Excerpt to read
This module aims to equip physics students with the knowledge and transferable skills involved in computational methods and experimental techniques. Students will analyse and present experimental data, create computational models for appropriate physical systems and perform comparisons between theory and experiment. Quantitative, analytical and modelling training acquired in this module will support students’ professional and personal skills. This module offers the additional opportunity of research-orientated learning through a hands-on approach to analysing research-based data.

Experiments - Topics may include (note this is indicative rather than prescriptive):
1. Doppler Effect
2. Optical properties of semiconductors
3. Particle accumulation on a glass surface (c.f. sand particles on photovoltaic modules and link to Monte Carlo)
4. The heat engine
5. Hall Effect
6. Fundamentals properties of X-rays
7. Radioactive decay of ?, ? and ? particles
8. Microwave Diffraction
9. PID Control
10. Thermal Conductivity
11. Cosmic Ray Detection
12. Solar photovoltaic efficiency measurement.

Computation - Topics may include (note this is indicative rather than prescriptive):
1. Curve fitting (linear and non-linear), statistical analysis and data presentation
2. Matrices to the level of eigenvectors and eigenvalues
3. Discretisation and series analysis
4. Ordinary differential equations
5. Partial differential equations (links to stock market modelling, radioactivity, electrical and mechanical systems)
6. Thermal modelling
7. Probability distribution functions

How will I learn on this module?

Task brief
Copy the module description from "This module aims" up to and including "analysing research-based data.", substituting "practical approach" for "hands-on approach".

Data shown
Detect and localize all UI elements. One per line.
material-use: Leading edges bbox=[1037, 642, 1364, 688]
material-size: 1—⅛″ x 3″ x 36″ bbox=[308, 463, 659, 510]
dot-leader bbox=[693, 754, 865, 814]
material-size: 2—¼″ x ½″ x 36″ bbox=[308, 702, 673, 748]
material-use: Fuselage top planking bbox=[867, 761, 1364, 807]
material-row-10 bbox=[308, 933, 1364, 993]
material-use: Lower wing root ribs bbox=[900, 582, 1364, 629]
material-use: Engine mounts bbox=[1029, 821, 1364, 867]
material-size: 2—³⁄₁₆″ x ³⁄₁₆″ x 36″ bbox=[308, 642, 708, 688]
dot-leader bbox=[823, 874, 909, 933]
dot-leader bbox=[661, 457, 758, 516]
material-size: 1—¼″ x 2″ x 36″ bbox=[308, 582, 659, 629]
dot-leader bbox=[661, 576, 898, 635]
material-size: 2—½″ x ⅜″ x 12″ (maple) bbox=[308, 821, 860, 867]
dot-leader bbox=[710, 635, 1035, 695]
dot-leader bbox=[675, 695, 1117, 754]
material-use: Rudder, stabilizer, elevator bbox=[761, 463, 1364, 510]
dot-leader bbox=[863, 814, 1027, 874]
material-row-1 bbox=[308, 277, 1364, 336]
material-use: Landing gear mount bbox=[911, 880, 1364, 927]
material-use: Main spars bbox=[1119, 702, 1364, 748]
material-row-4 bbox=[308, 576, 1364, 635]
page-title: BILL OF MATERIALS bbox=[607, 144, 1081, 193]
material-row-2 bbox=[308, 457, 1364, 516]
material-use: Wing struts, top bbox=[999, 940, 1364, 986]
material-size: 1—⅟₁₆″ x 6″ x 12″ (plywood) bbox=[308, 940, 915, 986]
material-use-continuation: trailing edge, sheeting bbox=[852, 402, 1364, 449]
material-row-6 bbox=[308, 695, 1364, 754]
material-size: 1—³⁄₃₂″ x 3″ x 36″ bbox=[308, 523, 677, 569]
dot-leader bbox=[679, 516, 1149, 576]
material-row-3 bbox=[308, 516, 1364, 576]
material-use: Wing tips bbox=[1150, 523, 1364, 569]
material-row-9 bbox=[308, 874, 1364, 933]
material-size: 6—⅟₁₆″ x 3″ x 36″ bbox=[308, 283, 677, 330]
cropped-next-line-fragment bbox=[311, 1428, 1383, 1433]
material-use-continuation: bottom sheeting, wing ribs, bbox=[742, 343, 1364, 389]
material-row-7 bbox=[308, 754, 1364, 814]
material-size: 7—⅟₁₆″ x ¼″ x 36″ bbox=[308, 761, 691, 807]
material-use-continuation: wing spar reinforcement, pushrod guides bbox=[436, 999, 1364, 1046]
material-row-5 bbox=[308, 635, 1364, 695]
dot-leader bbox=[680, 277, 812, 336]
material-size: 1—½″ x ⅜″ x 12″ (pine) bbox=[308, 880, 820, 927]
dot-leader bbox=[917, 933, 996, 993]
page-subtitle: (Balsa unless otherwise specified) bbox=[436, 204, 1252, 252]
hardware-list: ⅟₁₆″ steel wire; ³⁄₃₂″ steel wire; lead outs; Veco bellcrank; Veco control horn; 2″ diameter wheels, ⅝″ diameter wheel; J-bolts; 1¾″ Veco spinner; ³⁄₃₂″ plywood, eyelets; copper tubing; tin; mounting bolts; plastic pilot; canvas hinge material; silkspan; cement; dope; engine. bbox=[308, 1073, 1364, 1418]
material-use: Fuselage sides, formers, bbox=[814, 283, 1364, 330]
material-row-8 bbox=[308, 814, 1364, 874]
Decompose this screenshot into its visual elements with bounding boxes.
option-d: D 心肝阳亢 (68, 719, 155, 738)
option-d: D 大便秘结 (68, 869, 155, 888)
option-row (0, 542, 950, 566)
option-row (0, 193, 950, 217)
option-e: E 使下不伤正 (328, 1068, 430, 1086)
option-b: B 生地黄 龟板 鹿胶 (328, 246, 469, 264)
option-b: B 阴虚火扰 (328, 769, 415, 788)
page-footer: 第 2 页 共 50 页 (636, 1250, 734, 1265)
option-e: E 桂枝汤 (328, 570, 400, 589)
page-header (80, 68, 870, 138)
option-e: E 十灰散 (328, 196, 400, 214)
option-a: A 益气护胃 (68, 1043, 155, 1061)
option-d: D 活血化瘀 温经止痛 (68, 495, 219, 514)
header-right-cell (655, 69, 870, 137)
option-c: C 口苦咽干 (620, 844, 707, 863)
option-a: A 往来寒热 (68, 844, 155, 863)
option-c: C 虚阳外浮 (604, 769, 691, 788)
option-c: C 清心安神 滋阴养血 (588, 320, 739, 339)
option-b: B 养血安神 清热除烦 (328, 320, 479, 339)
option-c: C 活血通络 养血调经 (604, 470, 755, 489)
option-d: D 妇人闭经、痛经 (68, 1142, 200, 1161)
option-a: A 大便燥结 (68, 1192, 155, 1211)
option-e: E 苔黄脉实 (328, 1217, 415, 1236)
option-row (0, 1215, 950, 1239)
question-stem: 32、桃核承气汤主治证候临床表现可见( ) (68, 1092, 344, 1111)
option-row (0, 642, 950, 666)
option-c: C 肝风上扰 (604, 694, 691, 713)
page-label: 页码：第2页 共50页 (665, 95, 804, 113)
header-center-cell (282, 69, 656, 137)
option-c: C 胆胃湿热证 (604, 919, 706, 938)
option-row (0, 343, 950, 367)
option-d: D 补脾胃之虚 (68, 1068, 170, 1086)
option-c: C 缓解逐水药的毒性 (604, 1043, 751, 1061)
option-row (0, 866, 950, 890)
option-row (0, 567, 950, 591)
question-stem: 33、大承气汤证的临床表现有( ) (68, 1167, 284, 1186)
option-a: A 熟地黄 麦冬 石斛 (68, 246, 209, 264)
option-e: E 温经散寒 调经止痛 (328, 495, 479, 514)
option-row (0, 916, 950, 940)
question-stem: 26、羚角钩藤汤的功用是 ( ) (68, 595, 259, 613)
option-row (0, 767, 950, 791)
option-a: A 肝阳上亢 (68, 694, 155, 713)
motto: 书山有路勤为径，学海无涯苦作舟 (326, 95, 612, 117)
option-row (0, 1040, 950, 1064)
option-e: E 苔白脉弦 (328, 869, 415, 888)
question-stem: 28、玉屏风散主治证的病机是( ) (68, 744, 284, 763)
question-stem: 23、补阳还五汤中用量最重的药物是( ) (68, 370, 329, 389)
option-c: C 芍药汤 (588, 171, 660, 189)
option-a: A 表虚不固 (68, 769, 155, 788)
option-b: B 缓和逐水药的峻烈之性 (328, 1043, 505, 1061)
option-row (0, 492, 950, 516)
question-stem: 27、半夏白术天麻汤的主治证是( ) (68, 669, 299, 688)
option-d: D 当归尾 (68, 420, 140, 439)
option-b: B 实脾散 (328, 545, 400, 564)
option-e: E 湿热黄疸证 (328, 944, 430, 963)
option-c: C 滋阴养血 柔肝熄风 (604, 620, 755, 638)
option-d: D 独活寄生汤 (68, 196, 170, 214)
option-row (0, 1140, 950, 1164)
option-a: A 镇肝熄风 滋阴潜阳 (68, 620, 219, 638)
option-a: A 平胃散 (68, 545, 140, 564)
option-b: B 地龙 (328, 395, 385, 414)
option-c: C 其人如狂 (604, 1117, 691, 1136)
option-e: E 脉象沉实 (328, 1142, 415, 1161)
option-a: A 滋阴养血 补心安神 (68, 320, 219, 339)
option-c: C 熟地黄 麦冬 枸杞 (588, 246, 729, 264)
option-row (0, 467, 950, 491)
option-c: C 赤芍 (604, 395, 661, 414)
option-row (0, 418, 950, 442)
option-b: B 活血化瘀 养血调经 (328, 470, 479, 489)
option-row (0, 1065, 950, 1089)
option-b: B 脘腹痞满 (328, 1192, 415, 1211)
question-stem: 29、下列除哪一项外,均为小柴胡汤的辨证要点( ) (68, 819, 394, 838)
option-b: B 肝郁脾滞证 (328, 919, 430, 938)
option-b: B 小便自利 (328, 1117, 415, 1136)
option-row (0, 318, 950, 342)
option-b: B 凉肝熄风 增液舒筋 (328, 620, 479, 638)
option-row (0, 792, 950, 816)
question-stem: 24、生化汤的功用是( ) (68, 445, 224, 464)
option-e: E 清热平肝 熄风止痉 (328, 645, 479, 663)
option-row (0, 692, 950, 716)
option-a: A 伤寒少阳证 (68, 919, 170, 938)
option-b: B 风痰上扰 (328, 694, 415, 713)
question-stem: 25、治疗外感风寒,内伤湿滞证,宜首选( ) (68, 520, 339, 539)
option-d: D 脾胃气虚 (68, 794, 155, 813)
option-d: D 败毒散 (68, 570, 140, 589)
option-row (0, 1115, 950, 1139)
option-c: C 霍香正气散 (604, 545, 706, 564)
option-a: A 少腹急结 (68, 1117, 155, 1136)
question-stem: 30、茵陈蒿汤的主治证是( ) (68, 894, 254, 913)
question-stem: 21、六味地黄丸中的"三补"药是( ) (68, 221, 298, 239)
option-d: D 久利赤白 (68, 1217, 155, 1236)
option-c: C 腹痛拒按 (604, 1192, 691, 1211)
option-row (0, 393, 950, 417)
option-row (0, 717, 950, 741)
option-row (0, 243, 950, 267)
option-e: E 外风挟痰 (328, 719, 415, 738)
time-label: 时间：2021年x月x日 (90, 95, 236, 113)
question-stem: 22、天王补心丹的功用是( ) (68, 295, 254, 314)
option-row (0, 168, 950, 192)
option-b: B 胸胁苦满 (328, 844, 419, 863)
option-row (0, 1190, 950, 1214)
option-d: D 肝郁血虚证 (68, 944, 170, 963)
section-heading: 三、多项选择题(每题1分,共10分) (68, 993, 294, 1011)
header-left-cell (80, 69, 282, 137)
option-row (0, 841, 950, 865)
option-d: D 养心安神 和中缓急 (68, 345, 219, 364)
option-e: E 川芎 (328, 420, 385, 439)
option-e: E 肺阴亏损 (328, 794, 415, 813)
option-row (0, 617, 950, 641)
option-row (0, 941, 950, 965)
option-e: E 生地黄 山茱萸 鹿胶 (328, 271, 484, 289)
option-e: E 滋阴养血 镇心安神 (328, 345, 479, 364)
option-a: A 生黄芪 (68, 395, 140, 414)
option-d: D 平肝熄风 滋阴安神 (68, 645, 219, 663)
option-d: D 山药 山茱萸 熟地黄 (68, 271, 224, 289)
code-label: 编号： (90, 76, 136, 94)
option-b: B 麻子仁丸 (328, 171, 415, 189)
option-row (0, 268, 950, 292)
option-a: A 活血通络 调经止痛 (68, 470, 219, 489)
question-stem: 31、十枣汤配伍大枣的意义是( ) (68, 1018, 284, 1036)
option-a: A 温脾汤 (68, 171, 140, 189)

Solution to this exercise
This module aims to equip physics students with the knowledge and transferable skills involved in computational methods and experimental techniques. Students will analyse and present experimental data, create computational models for appropriate physical systems and perform comparisons between theory and experiment. Quantitative, analytical and modelling training acquired in this module will support students’ professional and personal skills. This module offers the additional opportunity of research-orientated learning through a practical approach to analysing research-based data.